■ **AIM**
In the entries below, find every line holding the string "this" and collect it.

■ **DATASET CONTENT**
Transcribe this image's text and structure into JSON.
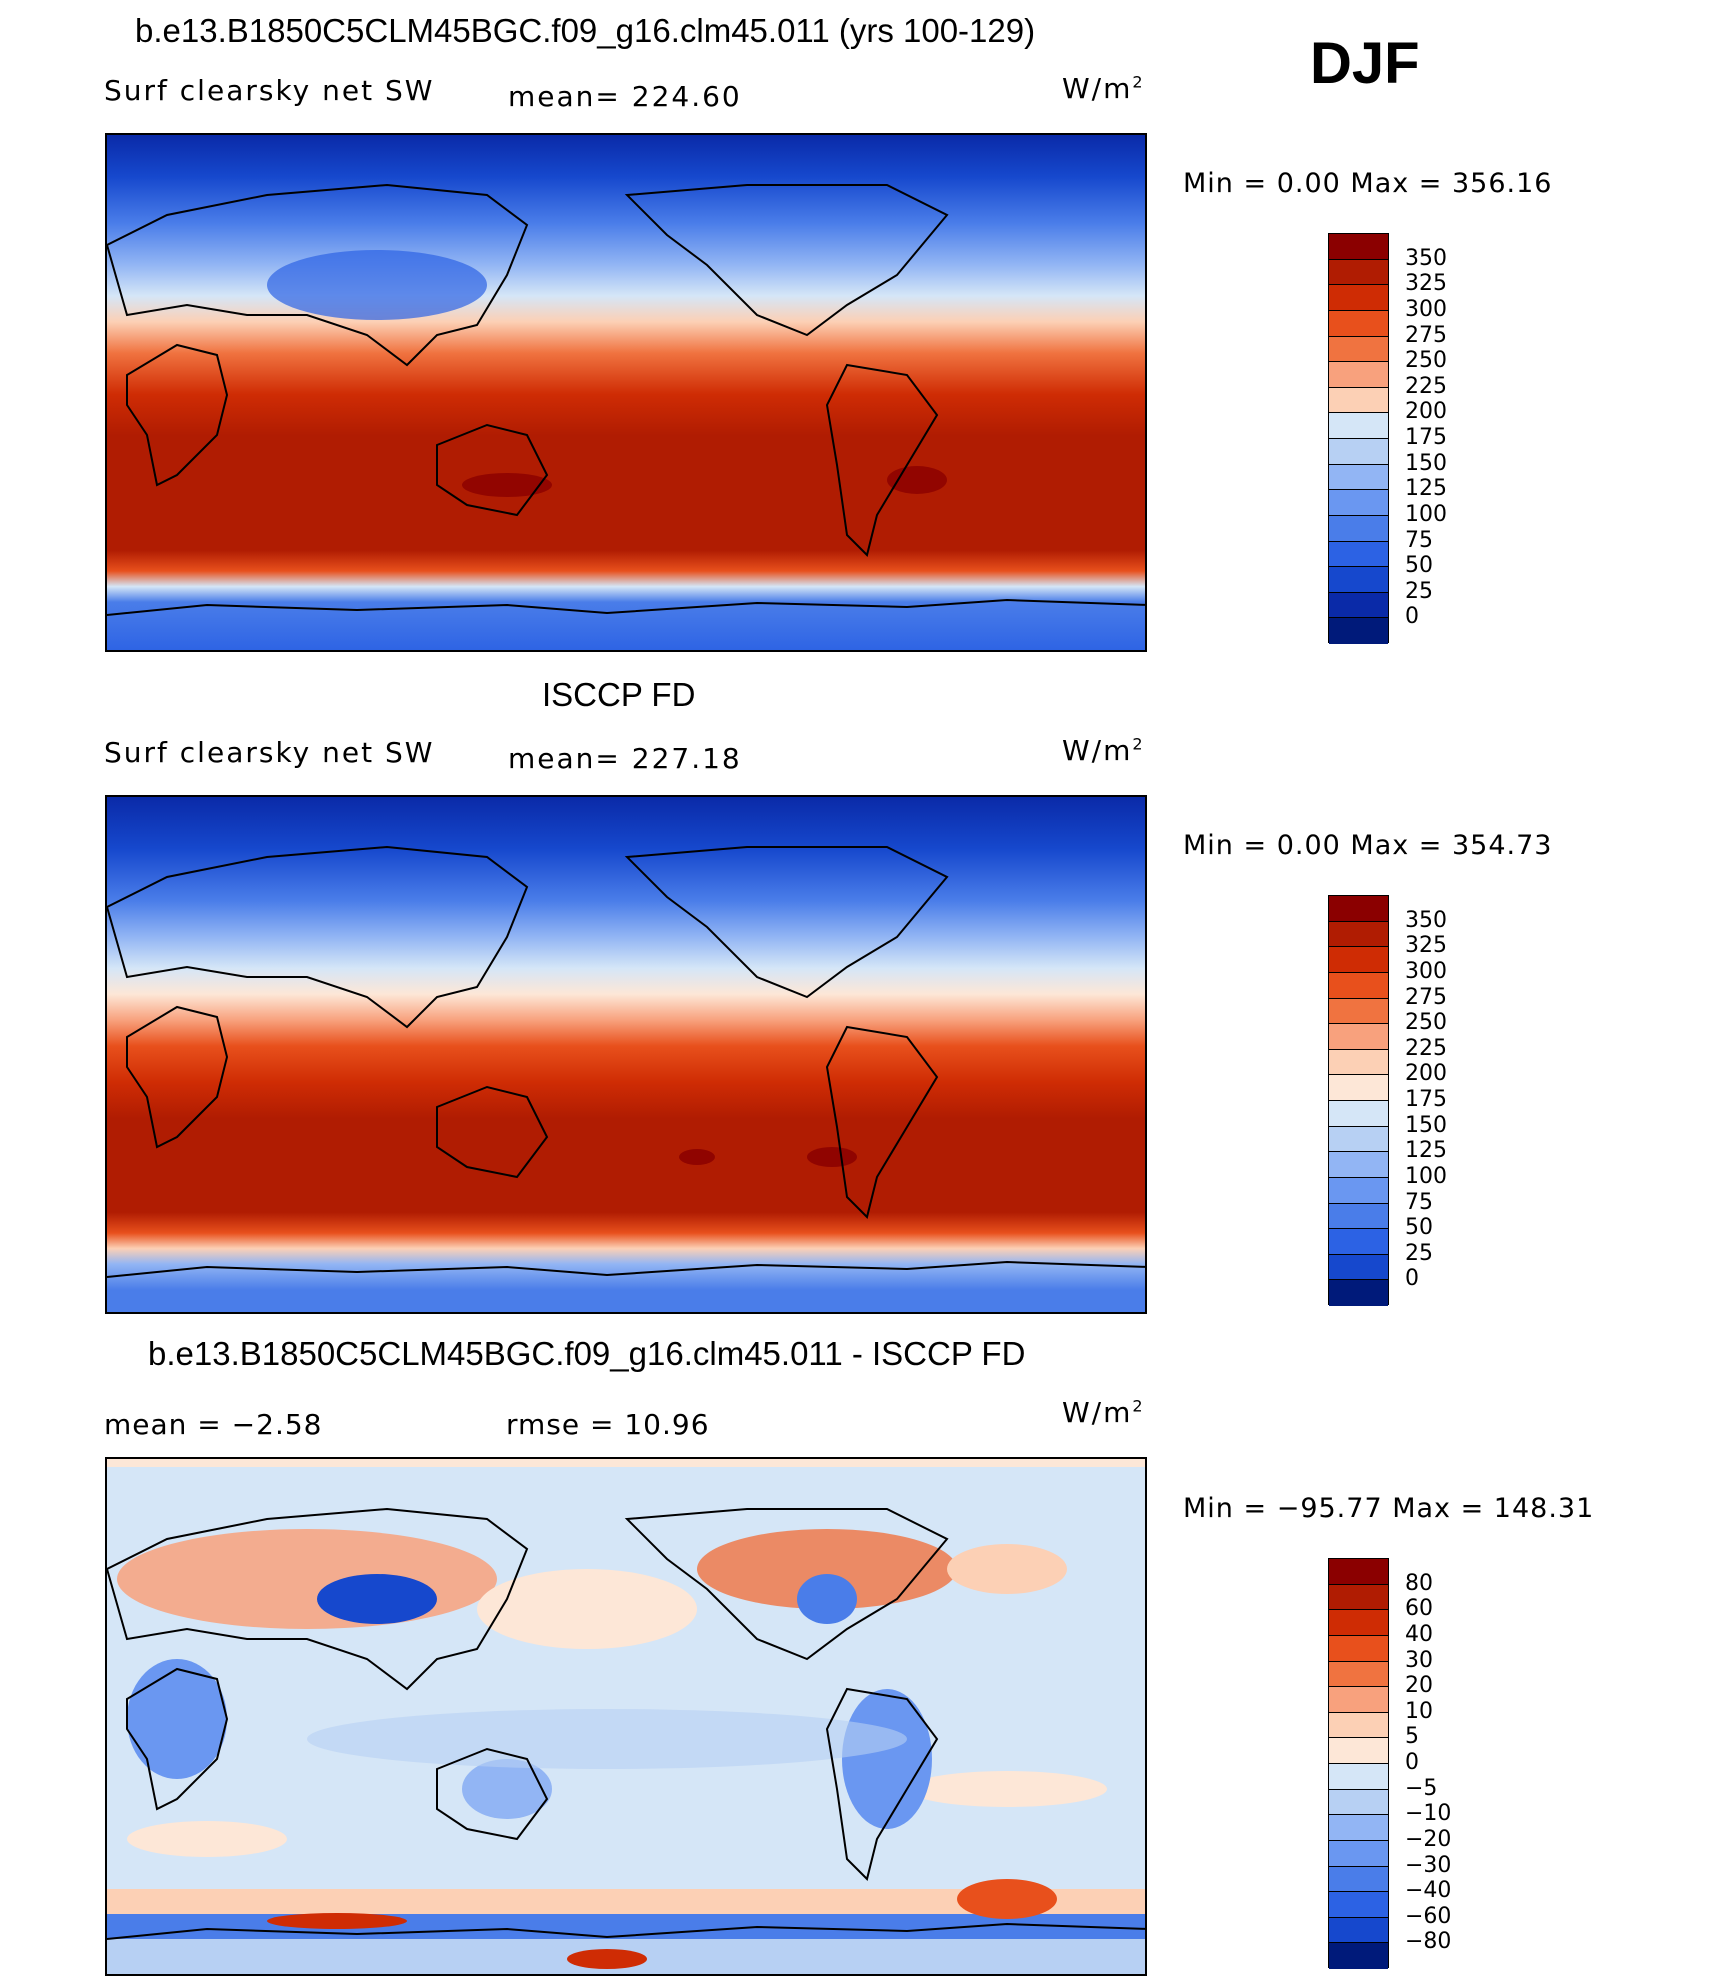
{
  "season": "DJF",
  "panels": [
    {
      "id": "model",
      "title": "b.e13.B1850C5CLM45BGC.f09_g16.clm45.011 (yrs 100-129)",
      "left_label": "Surf clearsky net SW",
      "center_label": "mean=  224.60",
      "units_base": "W/m",
      "units_sup": "2",
      "minmax": "Min  =     0.00  Max  =  356.16",
      "colorbar": {
        "ticks": [
          "350",
          "325",
          "300",
          "275",
          "250",
          "225",
          "200",
          "175",
          "150",
          "125",
          "100",
          "75",
          "50",
          "25",
          "0"
        ],
        "colors": [
          "#8b0000",
          "#b01c02",
          "#cf2c04",
          "#e8501c",
          "#f07340",
          "#f8a17d",
          "#fcd0b5",
          "#d5e6f7",
          "#b7d0f3",
          "#92b5f4",
          "#6a97f1",
          "#4a7de9",
          "#2c62e4",
          "#1648cd",
          "#0a2aa8",
          "#001a7a"
        ]
      }
    },
    {
      "id": "obs",
      "title": "ISCCP FD",
      "left_label": "Surf clearsky net SW",
      "center_label": "mean=  227.18",
      "units_base": "W/m",
      "units_sup": "2",
      "minmax": "Min  =     0.00  Max  =  354.73",
      "colorbar": {
        "ticks": [
          "350",
          "325",
          "300",
          "275",
          "250",
          "225",
          "200",
          "175",
          "150",
          "125",
          "100",
          "75",
          "50",
          "25",
          "0"
        ],
        "colors": [
          "#8b0000",
          "#b01c02",
          "#cf2c04",
          "#e8501c",
          "#f07340",
          "#f8a17d",
          "#fcd0b5",
          "#fde7d7",
          "#d5e6f7",
          "#b7d0f3",
          "#92b5f4",
          "#6a97f1",
          "#4a7de9",
          "#2c62e4",
          "#1648cd",
          "#001a7a"
        ]
      }
    },
    {
      "id": "diff",
      "title": "b.e13.B1850C5CLM45BGC.f09_g16.clm45.011 - ISCCP FD",
      "left_label": "mean  =    −2.58",
      "center_label": "rmse  =    10.96",
      "units_base": "W/m",
      "units_sup": "2",
      "minmax": "Min  = −95.77  Max  =  148.31",
      "colorbar": {
        "ticks": [
          "80",
          "60",
          "40",
          "30",
          "20",
          "10",
          "5",
          "0",
          "−5",
          "−10",
          "−20",
          "−30",
          "−40",
          "−60",
          "−80"
        ],
        "colors": [
          "#8b0000",
          "#b01c02",
          "#cf2c04",
          "#e8501c",
          "#f07340",
          "#f8a17d",
          "#fcd0b5",
          "#fde7d7",
          "#d5e6f7",
          "#b7d0f3",
          "#92b5f4",
          "#6a97f1",
          "#4a7de9",
          "#2c62e4",
          "#1648cd",
          "#001a7a"
        ]
      }
    }
  ]
}
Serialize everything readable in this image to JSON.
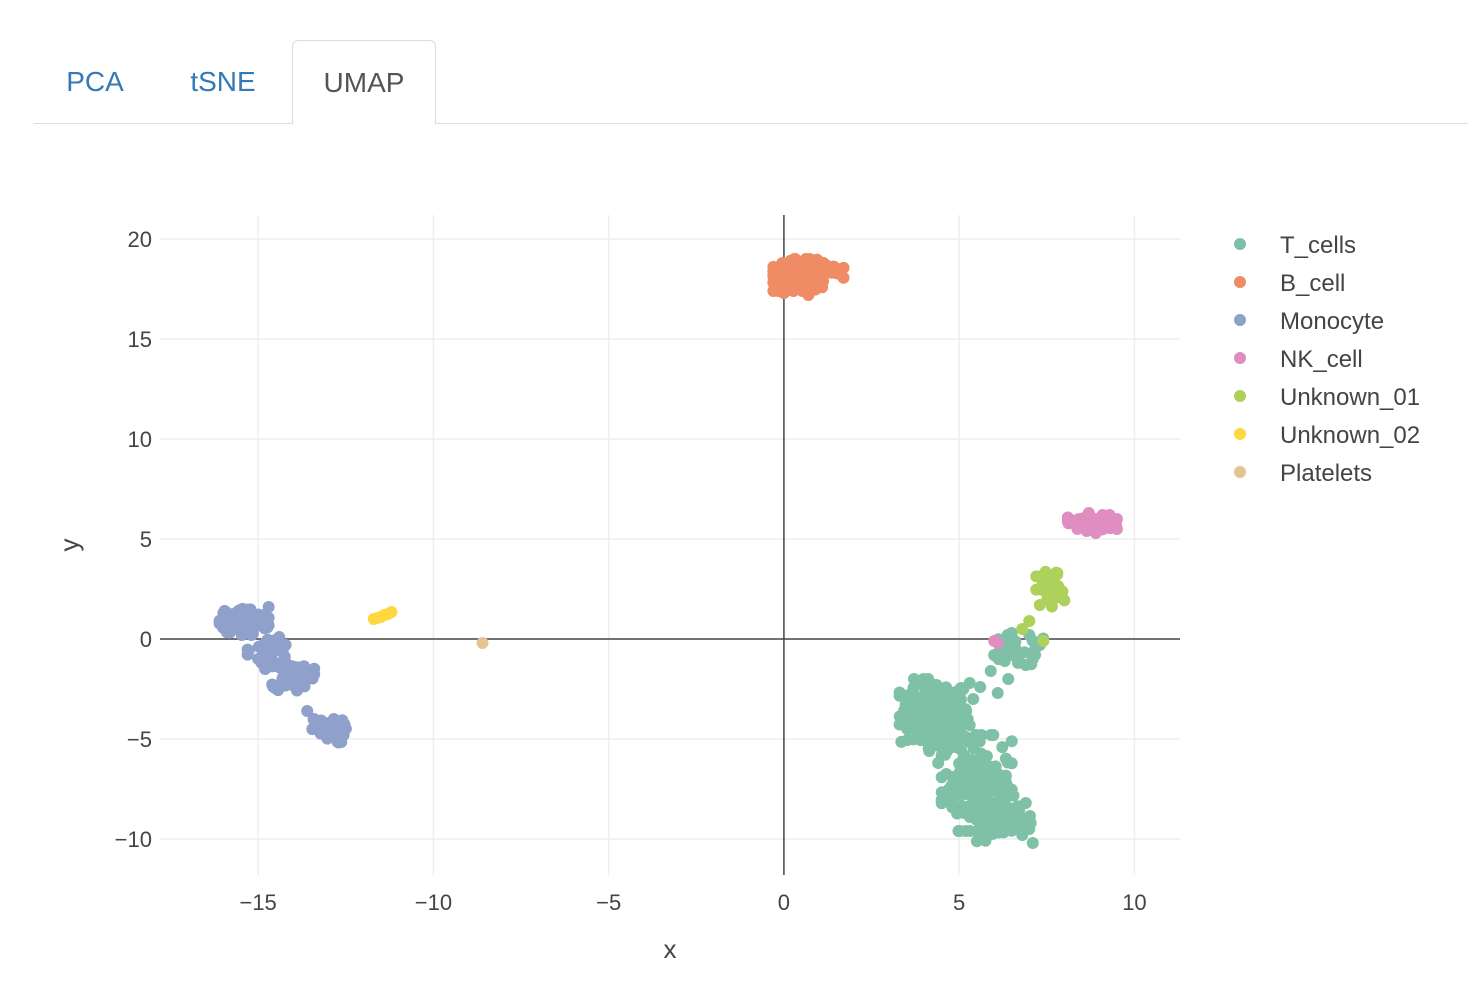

■ **SOLUTION BELOW**
Transcribe this image's text and structure into JSON.
Serialize everything readable in this image to JSON.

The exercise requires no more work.